■ **Description of the task**:
Reproduce the listing below without any change.

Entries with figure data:
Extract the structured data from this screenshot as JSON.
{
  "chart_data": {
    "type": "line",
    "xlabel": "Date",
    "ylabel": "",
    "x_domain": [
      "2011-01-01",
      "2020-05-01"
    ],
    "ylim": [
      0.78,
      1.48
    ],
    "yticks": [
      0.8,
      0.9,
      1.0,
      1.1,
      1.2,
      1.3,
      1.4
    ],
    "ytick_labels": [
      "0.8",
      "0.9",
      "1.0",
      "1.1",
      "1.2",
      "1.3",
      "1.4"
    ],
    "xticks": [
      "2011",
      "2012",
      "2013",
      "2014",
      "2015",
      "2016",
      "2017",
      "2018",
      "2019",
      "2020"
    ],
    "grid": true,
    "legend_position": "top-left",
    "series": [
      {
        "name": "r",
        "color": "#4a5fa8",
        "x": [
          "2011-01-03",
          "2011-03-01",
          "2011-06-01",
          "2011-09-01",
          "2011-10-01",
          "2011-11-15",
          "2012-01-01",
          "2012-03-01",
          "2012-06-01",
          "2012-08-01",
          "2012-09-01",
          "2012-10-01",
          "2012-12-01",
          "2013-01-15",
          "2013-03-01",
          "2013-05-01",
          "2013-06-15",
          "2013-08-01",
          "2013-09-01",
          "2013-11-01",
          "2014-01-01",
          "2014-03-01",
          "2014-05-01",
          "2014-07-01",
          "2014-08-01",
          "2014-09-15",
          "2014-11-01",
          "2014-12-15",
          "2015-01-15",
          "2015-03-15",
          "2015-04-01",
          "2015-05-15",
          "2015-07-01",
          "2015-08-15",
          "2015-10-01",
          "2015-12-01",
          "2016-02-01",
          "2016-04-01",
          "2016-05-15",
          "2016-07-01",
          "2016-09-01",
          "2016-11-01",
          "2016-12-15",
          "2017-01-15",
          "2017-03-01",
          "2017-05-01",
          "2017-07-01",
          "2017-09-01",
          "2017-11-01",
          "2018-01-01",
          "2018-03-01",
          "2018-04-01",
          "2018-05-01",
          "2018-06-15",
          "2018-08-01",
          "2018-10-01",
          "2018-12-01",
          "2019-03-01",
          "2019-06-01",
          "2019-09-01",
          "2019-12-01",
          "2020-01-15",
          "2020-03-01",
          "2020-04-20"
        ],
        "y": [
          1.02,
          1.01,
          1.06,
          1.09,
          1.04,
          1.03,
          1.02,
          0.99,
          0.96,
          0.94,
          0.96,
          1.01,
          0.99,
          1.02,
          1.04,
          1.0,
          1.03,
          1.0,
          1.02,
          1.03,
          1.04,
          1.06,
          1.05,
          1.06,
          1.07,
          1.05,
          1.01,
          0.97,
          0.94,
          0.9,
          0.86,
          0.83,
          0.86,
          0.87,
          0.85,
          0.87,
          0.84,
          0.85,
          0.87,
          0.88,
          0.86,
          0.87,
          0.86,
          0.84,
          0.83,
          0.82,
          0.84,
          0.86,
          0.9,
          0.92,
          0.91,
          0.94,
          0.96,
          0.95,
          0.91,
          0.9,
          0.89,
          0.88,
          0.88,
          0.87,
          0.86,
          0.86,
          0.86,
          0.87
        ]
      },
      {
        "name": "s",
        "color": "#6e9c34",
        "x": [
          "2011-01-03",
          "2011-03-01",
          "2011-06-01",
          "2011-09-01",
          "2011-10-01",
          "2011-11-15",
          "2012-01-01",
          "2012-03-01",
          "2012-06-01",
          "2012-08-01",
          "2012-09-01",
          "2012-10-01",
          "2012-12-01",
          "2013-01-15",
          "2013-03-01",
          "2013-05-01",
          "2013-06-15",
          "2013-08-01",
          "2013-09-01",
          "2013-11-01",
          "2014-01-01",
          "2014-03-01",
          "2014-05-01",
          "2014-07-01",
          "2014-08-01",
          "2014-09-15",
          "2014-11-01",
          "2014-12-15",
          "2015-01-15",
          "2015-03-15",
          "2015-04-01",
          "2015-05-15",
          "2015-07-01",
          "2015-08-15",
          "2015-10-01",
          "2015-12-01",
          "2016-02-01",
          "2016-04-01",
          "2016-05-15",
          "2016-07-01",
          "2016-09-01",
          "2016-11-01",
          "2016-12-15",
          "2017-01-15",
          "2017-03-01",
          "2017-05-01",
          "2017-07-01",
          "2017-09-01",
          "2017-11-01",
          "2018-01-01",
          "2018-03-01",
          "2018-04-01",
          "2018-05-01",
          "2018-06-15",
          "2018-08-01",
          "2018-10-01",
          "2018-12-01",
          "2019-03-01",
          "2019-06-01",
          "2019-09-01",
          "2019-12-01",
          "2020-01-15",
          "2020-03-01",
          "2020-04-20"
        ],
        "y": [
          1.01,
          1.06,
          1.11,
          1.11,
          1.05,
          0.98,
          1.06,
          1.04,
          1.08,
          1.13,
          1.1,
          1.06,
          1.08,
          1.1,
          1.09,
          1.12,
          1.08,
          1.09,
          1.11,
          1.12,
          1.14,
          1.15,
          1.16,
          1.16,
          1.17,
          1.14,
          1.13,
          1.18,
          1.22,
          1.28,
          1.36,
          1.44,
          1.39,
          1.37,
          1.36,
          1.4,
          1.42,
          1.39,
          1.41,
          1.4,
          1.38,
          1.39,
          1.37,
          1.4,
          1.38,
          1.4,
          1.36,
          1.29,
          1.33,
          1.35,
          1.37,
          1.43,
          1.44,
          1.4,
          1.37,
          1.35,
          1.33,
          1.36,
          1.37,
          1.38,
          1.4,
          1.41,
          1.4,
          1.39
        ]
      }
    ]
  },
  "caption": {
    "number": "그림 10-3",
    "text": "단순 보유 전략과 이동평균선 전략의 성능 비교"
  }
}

■ **Expected output**:
Extract the structured data from this screenshot as JSON.
{
  "chart_data": {
    "type": "line",
    "xlabel": "Date",
    "ylabel": "",
    "x_domain": [
      "2011-01-01",
      "2020-05-01"
    ],
    "ylim": [
      0.78,
      1.48
    ],
    "yticks": [
      0.8,
      0.9,
      1.0,
      1.1,
      1.2,
      1.3,
      1.4
    ],
    "ytick_labels": [
      "0.8",
      "0.9",
      "1.0",
      "1.1",
      "1.2",
      "1.3",
      "1.4"
    ],
    "xticks": [
      "2011",
      "2012",
      "2013",
      "2014",
      "2015",
      "2016",
      "2017",
      "2018",
      "2019",
      "2020"
    ],
    "grid": true,
    "legend_position": "top-left",
    "series": [
      {
        "name": "r",
        "color": "#4a5fa8",
        "x": [
          "2011-01-03",
          "2011-03-01",
          "2011-06-01",
          "2011-09-01",
          "2011-10-01",
          "2011-11-15",
          "2012-01-01",
          "2012-03-01",
          "2012-06-01",
          "2012-08-01",
          "2012-09-01",
          "2012-10-01",
          "2012-12-01",
          "2013-01-15",
          "2013-03-01",
          "2013-05-01",
          "2013-06-15",
          "2013-08-01",
          "2013-09-01",
          "2013-11-01",
          "2014-01-01",
          "2014-03-01",
          "2014-05-01",
          "2014-07-01",
          "2014-08-01",
          "2014-09-15",
          "2014-11-01",
          "2014-12-15",
          "2015-01-15",
          "2015-03-15",
          "2015-04-01",
          "2015-05-15",
          "2015-07-01",
          "2015-08-15",
          "2015-10-01",
          "2015-12-01",
          "2016-02-01",
          "2016-04-01",
          "2016-05-15",
          "2016-07-01",
          "2016-09-01",
          "2016-11-01",
          "2016-12-15",
          "2017-01-15",
          "2017-03-01",
          "2017-05-01",
          "2017-07-01",
          "2017-09-01",
          "2017-11-01",
          "2018-01-01",
          "2018-03-01",
          "2018-04-01",
          "2018-05-01",
          "2018-06-15",
          "2018-08-01",
          "2018-10-01",
          "2018-12-01",
          "2019-03-01",
          "2019-06-01",
          "2019-09-01",
          "2019-12-01",
          "2020-01-15",
          "2020-03-01",
          "2020-04-20"
        ],
        "y": [
          1.02,
          1.01,
          1.06,
          1.09,
          1.04,
          1.03,
          1.02,
          0.99,
          0.96,
          0.94,
          0.96,
          1.01,
          0.99,
          1.02,
          1.04,
          1.0,
          1.03,
          1.0,
          1.02,
          1.03,
          1.04,
          1.06,
          1.05,
          1.06,
          1.07,
          1.05,
          1.01,
          0.97,
          0.94,
          0.9,
          0.86,
          0.83,
          0.86,
          0.87,
          0.85,
          0.87,
          0.84,
          0.85,
          0.87,
          0.88,
          0.86,
          0.87,
          0.86,
          0.84,
          0.83,
          0.82,
          0.84,
          0.86,
          0.9,
          0.92,
          0.91,
          0.94,
          0.96,
          0.95,
          0.91,
          0.9,
          0.89,
          0.88,
          0.88,
          0.87,
          0.86,
          0.86,
          0.86,
          0.87
        ]
      },
      {
        "name": "s",
        "color": "#6e9c34",
        "x": [
          "2011-01-03",
          "2011-03-01",
          "2011-06-01",
          "2011-09-01",
          "2011-10-01",
          "2011-11-15",
          "2012-01-01",
          "2012-03-01",
          "2012-06-01",
          "2012-08-01",
          "2012-09-01",
          "2012-10-01",
          "2012-12-01",
          "2013-01-15",
          "2013-03-01",
          "2013-05-01",
          "2013-06-15",
          "2013-08-01",
          "2013-09-01",
          "2013-11-01",
          "2014-01-01",
          "2014-03-01",
          "2014-05-01",
          "2014-07-01",
          "2014-08-01",
          "2014-09-15",
          "2014-11-01",
          "2014-12-15",
          "2015-01-15",
          "2015-03-15",
          "2015-04-01",
          "2015-05-15",
          "2015-07-01",
          "2015-08-15",
          "2015-10-01",
          "2015-12-01",
          "2016-02-01",
          "2016-04-01",
          "2016-05-15",
          "2016-07-01",
          "2016-09-01",
          "2016-11-01",
          "2016-12-15",
          "2017-01-15",
          "2017-03-01",
          "2017-05-01",
          "2017-07-01",
          "2017-09-01",
          "2017-11-01",
          "2018-01-01",
          "2018-03-01",
          "2018-04-01",
          "2018-05-01",
          "2018-06-15",
          "2018-08-01",
          "2018-10-01",
          "2018-12-01",
          "2019-03-01",
          "2019-06-01",
          "2019-09-01",
          "2019-12-01",
          "2020-01-15",
          "2020-03-01",
          "2020-04-20"
        ],
        "y": [
          1.01,
          1.06,
          1.11,
          1.11,
          1.05,
          0.98,
          1.06,
          1.04,
          1.08,
          1.13,
          1.1,
          1.06,
          1.08,
          1.1,
          1.09,
          1.12,
          1.08,
          1.09,
          1.11,
          1.12,
          1.14,
          1.15,
          1.16,
          1.16,
          1.17,
          1.14,
          1.13,
          1.18,
          1.22,
          1.28,
          1.36,
          1.44,
          1.39,
          1.37,
          1.36,
          1.4,
          1.42,
          1.39,
          1.41,
          1.4,
          1.38,
          1.39,
          1.37,
          1.4,
          1.38,
          1.4,
          1.36,
          1.29,
          1.33,
          1.35,
          1.37,
          1.43,
          1.44,
          1.4,
          1.37,
          1.35,
          1.33,
          1.36,
          1.37,
          1.38,
          1.4,
          1.41,
          1.4,
          1.39
        ]
      }
    ]
  },
  "caption": {
    "number": "그림 10-3",
    "text": "단순 보유 전략과 이동평균선 전략의 성능 비교"
  }
}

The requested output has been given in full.